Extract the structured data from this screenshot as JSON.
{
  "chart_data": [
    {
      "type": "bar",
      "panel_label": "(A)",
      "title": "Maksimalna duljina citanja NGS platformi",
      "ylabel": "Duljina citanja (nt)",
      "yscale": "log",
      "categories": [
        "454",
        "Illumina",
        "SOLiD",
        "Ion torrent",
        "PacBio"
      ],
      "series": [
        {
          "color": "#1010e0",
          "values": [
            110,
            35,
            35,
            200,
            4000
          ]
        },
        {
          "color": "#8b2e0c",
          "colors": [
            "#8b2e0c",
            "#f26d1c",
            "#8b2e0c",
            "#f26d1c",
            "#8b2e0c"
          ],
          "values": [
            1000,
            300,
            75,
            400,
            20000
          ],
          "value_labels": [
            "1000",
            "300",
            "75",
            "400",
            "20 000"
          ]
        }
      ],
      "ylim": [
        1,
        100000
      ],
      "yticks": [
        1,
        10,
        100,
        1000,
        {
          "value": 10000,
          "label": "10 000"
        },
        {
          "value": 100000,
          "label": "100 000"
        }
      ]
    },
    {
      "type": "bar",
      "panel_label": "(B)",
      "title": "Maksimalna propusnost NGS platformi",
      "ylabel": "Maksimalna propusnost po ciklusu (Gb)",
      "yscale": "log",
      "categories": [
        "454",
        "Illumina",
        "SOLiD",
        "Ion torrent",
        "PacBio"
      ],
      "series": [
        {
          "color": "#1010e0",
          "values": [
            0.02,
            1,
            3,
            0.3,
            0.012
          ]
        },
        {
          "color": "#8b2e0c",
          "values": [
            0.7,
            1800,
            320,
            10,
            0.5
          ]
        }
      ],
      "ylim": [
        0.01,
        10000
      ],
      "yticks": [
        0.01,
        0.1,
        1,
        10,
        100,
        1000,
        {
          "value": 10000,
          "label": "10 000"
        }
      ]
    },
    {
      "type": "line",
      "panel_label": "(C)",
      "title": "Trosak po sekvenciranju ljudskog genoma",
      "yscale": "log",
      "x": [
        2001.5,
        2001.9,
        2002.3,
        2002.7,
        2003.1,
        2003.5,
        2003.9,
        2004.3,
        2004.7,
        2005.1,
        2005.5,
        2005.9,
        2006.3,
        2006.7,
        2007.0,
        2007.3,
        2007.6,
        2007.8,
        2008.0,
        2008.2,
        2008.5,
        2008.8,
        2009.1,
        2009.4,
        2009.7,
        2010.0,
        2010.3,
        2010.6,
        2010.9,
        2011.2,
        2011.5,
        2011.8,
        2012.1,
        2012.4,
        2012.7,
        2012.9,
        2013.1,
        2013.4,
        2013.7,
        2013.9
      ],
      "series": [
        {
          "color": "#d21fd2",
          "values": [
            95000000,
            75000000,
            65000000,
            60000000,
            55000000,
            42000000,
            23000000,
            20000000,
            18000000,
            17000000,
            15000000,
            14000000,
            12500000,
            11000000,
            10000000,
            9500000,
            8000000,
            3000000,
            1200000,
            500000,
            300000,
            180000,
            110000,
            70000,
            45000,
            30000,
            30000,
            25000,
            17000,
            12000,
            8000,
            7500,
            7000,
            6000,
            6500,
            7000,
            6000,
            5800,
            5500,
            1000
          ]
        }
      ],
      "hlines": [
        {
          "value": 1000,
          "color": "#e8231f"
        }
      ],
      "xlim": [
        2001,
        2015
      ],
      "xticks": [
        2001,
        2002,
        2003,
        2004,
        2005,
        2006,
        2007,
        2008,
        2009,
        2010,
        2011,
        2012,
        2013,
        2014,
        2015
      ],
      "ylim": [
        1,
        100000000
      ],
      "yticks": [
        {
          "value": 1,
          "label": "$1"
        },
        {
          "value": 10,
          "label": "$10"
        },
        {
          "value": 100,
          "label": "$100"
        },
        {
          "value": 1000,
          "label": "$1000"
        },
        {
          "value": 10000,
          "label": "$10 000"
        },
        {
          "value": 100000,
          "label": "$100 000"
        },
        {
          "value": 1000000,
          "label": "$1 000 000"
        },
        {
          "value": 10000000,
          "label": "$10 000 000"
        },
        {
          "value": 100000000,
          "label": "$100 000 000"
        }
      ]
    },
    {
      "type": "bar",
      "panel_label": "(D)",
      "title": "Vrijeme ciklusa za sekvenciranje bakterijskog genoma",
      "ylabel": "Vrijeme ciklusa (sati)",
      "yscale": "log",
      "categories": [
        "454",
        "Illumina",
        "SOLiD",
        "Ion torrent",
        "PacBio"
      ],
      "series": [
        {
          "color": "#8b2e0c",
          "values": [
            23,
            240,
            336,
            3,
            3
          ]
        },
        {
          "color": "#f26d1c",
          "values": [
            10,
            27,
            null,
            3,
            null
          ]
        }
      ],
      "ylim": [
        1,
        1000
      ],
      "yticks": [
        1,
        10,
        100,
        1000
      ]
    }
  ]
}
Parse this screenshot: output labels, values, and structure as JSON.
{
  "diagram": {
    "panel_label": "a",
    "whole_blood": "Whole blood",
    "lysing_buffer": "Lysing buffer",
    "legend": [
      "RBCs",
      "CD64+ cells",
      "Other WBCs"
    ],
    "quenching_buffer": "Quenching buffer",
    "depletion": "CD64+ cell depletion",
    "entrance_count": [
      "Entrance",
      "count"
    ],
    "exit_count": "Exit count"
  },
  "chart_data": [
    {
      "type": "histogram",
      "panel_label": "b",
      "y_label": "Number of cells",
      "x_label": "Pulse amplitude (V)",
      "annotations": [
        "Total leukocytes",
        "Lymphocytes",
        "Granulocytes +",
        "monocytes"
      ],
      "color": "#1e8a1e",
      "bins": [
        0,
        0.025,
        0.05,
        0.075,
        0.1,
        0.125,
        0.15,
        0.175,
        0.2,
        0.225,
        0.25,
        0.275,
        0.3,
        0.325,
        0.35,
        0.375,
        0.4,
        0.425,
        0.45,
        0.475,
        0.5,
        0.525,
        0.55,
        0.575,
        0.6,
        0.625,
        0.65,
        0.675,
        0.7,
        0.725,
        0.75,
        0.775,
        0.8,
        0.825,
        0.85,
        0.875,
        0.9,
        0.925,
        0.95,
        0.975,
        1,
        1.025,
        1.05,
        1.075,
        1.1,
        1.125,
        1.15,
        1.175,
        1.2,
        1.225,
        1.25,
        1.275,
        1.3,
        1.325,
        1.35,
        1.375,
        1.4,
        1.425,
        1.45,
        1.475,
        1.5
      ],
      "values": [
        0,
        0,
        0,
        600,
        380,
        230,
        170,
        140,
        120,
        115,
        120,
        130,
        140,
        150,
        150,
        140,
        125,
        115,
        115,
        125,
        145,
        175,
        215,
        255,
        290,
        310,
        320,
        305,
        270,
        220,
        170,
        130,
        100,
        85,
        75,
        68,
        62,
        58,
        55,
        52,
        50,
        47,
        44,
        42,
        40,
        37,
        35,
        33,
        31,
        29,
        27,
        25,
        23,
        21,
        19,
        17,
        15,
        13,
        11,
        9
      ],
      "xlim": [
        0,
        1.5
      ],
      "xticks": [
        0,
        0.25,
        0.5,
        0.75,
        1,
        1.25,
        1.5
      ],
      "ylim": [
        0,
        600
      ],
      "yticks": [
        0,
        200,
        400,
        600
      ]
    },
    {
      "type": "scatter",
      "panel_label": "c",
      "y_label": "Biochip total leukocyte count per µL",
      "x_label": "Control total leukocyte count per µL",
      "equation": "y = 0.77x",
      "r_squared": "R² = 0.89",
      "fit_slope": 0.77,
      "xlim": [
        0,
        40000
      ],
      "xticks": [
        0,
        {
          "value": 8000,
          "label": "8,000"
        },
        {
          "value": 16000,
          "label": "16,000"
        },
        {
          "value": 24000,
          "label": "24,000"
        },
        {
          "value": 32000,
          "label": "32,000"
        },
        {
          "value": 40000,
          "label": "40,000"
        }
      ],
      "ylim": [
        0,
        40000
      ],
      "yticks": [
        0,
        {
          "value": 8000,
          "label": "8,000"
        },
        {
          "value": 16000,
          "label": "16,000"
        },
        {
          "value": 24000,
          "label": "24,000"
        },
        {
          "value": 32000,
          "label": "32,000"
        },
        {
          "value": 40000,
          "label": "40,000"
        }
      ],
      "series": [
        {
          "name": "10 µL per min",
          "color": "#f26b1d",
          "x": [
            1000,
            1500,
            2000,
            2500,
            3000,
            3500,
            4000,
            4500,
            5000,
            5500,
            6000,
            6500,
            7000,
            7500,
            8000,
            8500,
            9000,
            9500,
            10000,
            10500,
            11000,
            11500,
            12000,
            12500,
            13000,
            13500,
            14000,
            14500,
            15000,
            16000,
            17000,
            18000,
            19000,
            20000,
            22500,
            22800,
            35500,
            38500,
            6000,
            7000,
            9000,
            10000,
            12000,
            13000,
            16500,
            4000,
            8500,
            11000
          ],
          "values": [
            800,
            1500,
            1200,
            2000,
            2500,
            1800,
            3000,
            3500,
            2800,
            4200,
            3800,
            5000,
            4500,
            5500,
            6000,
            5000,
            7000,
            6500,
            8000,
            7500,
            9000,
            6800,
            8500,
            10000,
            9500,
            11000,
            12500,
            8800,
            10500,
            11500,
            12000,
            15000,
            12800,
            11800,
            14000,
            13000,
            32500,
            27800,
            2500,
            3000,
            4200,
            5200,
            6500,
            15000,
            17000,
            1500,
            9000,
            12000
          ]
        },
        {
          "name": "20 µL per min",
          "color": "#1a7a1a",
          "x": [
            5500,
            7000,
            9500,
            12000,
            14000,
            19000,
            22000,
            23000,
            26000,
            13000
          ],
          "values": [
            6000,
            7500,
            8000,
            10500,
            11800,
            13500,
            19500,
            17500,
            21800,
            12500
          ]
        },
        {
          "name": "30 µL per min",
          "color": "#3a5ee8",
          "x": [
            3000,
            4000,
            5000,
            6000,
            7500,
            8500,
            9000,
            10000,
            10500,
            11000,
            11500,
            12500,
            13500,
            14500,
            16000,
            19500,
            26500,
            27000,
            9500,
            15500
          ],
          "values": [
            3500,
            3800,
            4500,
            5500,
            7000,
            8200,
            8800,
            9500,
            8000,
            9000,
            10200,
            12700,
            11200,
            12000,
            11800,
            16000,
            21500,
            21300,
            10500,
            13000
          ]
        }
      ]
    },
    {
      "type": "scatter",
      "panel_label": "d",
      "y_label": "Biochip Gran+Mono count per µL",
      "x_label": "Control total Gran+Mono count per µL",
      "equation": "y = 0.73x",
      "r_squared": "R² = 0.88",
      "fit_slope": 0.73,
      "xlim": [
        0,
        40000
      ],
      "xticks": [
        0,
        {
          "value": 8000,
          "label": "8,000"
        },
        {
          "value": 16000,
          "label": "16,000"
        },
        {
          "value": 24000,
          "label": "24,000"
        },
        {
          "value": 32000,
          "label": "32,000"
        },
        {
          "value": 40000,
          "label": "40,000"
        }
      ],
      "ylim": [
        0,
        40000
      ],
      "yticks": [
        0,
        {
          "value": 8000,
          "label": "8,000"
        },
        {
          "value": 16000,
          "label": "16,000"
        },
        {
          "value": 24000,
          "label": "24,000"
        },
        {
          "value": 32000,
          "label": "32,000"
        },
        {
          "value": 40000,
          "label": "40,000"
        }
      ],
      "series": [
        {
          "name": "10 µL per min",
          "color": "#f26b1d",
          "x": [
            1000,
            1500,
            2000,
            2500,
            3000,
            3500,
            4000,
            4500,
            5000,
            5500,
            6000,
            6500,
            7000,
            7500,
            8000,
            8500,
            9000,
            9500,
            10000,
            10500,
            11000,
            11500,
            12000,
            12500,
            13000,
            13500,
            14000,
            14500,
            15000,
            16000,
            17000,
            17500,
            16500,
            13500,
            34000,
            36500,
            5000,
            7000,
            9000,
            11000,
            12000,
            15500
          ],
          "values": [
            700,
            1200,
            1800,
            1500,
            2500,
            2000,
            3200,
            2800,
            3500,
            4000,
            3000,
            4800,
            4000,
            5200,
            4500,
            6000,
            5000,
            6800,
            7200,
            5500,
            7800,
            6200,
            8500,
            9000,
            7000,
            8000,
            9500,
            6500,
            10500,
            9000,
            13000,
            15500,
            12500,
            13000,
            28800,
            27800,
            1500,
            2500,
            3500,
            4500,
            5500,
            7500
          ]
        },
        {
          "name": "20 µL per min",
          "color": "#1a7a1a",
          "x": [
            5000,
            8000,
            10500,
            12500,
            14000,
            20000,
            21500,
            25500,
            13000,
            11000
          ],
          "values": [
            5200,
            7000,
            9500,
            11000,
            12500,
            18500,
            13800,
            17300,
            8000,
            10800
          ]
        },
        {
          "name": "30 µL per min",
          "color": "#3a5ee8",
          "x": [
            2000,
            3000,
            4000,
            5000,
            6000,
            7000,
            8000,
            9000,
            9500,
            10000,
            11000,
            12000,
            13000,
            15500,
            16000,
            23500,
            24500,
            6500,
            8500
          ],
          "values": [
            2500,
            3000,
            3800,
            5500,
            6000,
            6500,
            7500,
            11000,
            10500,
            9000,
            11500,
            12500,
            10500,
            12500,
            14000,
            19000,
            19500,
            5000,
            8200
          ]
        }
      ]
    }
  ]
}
------
WHAT THE TASK REQUIRES: Wherever a line holds the word "this", copy that line out of the entries above.

RESULT OF THE TASK:
Extract the structured data from this screenshot as JSON.
Parse this screenshot: output labels, values, and structure as JSON.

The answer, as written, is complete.